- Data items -
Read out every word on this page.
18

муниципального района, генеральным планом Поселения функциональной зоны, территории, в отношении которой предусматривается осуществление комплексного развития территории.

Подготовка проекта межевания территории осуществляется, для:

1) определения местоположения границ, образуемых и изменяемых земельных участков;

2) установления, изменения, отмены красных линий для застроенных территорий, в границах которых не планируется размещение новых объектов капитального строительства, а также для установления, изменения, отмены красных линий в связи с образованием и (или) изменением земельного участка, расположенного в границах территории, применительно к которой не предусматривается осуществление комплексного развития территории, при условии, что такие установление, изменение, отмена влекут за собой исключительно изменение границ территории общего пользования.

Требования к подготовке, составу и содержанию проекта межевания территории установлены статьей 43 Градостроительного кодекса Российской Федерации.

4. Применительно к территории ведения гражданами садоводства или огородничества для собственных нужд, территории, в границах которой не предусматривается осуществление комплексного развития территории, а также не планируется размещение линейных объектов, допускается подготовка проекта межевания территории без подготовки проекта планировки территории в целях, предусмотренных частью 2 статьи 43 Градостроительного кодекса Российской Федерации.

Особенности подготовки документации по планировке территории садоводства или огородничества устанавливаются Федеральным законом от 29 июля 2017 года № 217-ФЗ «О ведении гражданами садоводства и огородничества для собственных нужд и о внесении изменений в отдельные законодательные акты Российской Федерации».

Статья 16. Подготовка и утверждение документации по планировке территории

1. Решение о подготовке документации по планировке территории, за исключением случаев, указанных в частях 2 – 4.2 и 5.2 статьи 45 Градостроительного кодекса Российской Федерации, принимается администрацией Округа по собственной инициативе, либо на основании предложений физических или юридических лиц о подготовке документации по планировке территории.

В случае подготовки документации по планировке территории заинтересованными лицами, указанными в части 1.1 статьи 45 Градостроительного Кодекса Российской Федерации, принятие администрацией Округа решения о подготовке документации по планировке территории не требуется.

- Job -
Scan the records above, count the lines with "садоводства" in them, and give only the number.

- Complete output -
2